■ Job:
Return the entries below in their exact form, leaving the pictures out.

■ Record extracts:
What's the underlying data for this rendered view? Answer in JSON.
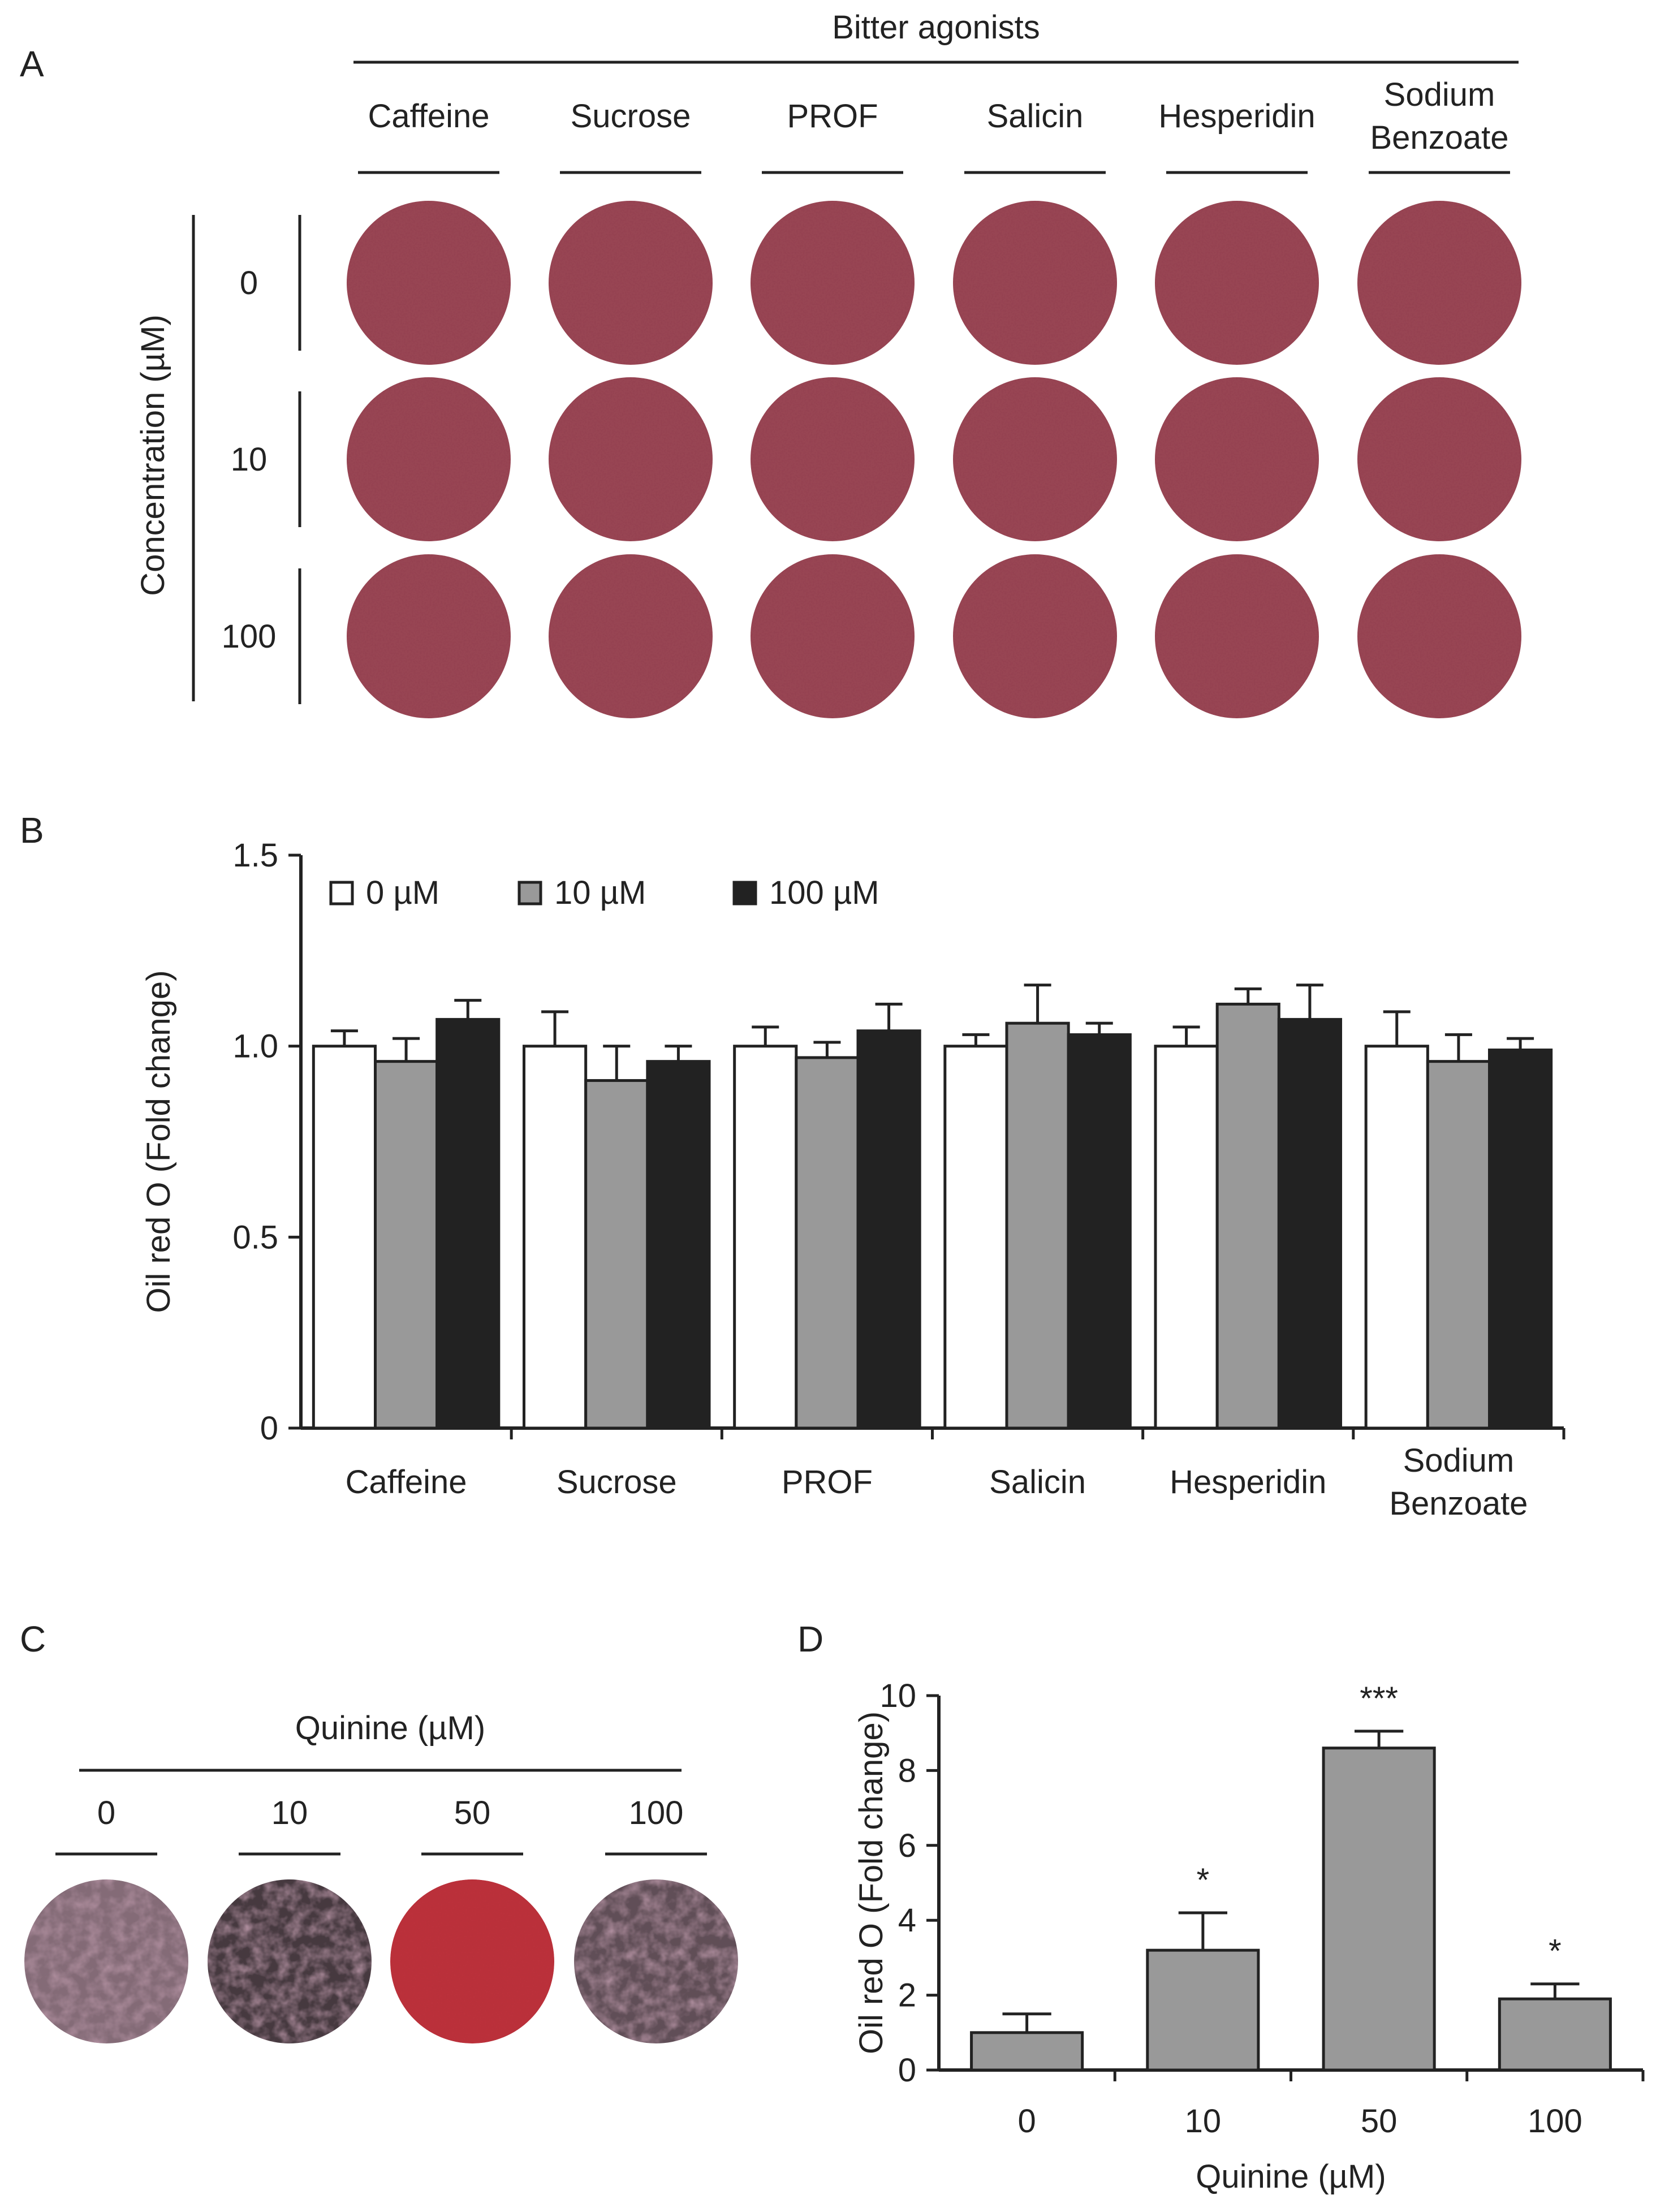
{
  "panels": {
    "a": "A",
    "b": "B",
    "c": "C",
    "d": "D"
  },
  "colors": {
    "dish_agonist": "#9a4554",
    "dish_quinine_light": "#b08f9f",
    "dish_quinine_dark": "#b62834",
    "bar_0": "#ffffff",
    "bar_10": "#999999",
    "bar_100": "#222222",
    "bar_quinine": "#999999"
  },
  "panel_a": {
    "group_label": "Bitter agonists",
    "compounds": [
      "Caffeine",
      "Sucrose",
      "PROF",
      "Salicin",
      "Hesperidin",
      "Sodium\nBenzoate"
    ],
    "row_axis_label": "Concentration (µM)",
    "concentrations": [
      "0",
      "10",
      "100"
    ]
  },
  "chart_data": [
    {
      "type": "bar",
      "panel": "B",
      "categories": [
        "Caffeine",
        "Sucrose",
        "PROF",
        "Salicin",
        "Hesperidin",
        "Sodium\nBenzoate"
      ],
      "series": [
        {
          "name": "0 µM",
          "color": "#ffffff",
          "values": [
            1.0,
            1.0,
            1.0,
            1.0,
            1.0,
            1.0
          ],
          "errors": [
            0.04,
            0.09,
            0.05,
            0.03,
            0.05,
            0.09
          ]
        },
        {
          "name": "10 µM",
          "color": "#999999",
          "values": [
            0.96,
            0.91,
            0.97,
            1.06,
            1.11,
            0.96
          ],
          "errors": [
            0.06,
            0.09,
            0.04,
            0.1,
            0.04,
            0.07
          ]
        },
        {
          "name": "100 µM",
          "color": "#222222",
          "values": [
            1.07,
            0.96,
            1.04,
            1.03,
            1.07,
            0.99
          ],
          "errors": [
            0.05,
            0.04,
            0.07,
            0.03,
            0.09,
            0.03
          ]
        }
      ],
      "ylabel": "Oil red O (Fold change)",
      "xlabel": "",
      "ylim": [
        0,
        1.5
      ],
      "yticks": [
        "0",
        "0.5",
        "1.0",
        "1.5"
      ],
      "legend_position": "top-left"
    },
    {
      "type": "bar",
      "panel": "D",
      "categories": [
        "0",
        "10",
        "50",
        "100"
      ],
      "series": [
        {
          "color": "#999999",
          "values": [
            1.0,
            3.2,
            8.6,
            1.9
          ],
          "errors": [
            0.5,
            1.0,
            0.45,
            0.4
          ],
          "significance": [
            "",
            "*",
            "***",
            "*"
          ]
        }
      ],
      "ylabel": "Oil red O (Fold change)",
      "xlabel": "Quinine (µM)",
      "ylim": [
        0,
        10
      ],
      "yticks": [
        "0",
        "2",
        "4",
        "6",
        "8",
        "10"
      ]
    }
  ],
  "panel_c": {
    "group_label": "Quinine (µM)",
    "concentrations": [
      "0",
      "10",
      "50",
      "100"
    ]
  }
}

■ Output of the task:
What's the underlying data for this rendered view? Answer in JSON.
{
  "panels": {
    "a": "A",
    "b": "B",
    "c": "C",
    "d": "D"
  },
  "colors": {
    "dish_agonist": "#9a4554",
    "dish_quinine_light": "#b08f9f",
    "dish_quinine_dark": "#b62834",
    "bar_0": "#ffffff",
    "bar_10": "#999999",
    "bar_100": "#222222",
    "bar_quinine": "#999999"
  },
  "panel_a": {
    "group_label": "Bitter agonists",
    "compounds": [
      "Caffeine",
      "Sucrose",
      "PROF",
      "Salicin",
      "Hesperidin",
      "Sodium\nBenzoate"
    ],
    "row_axis_label": "Concentration (µM)",
    "concentrations": [
      "0",
      "10",
      "100"
    ]
  },
  "chart_data": [
    {
      "type": "bar",
      "panel": "B",
      "categories": [
        "Caffeine",
        "Sucrose",
        "PROF",
        "Salicin",
        "Hesperidin",
        "Sodium\nBenzoate"
      ],
      "series": [
        {
          "name": "0 µM",
          "color": "#ffffff",
          "values": [
            1.0,
            1.0,
            1.0,
            1.0,
            1.0,
            1.0
          ],
          "errors": [
            0.04,
            0.09,
            0.05,
            0.03,
            0.05,
            0.09
          ]
        },
        {
          "name": "10 µM",
          "color": "#999999",
          "values": [
            0.96,
            0.91,
            0.97,
            1.06,
            1.11,
            0.96
          ],
          "errors": [
            0.06,
            0.09,
            0.04,
            0.1,
            0.04,
            0.07
          ]
        },
        {
          "name": "100 µM",
          "color": "#222222",
          "values": [
            1.07,
            0.96,
            1.04,
            1.03,
            1.07,
            0.99
          ],
          "errors": [
            0.05,
            0.04,
            0.07,
            0.03,
            0.09,
            0.03
          ]
        }
      ],
      "ylabel": "Oil red O (Fold change)",
      "xlabel": "",
      "ylim": [
        0,
        1.5
      ],
      "yticks": [
        "0",
        "0.5",
        "1.0",
        "1.5"
      ],
      "legend_position": "top-left"
    },
    {
      "type": "bar",
      "panel": "D",
      "categories": [
        "0",
        "10",
        "50",
        "100"
      ],
      "series": [
        {
          "color": "#999999",
          "values": [
            1.0,
            3.2,
            8.6,
            1.9
          ],
          "errors": [
            0.5,
            1.0,
            0.45,
            0.4
          ],
          "significance": [
            "",
            "*",
            "***",
            "*"
          ]
        }
      ],
      "ylabel": "Oil red O (Fold change)",
      "xlabel": "Quinine (µM)",
      "ylim": [
        0,
        10
      ],
      "yticks": [
        "0",
        "2",
        "4",
        "6",
        "8",
        "10"
      ]
    }
  ],
  "panel_c": {
    "group_label": "Quinine (µM)",
    "concentrations": [
      "0",
      "10",
      "50",
      "100"
    ]
  }
}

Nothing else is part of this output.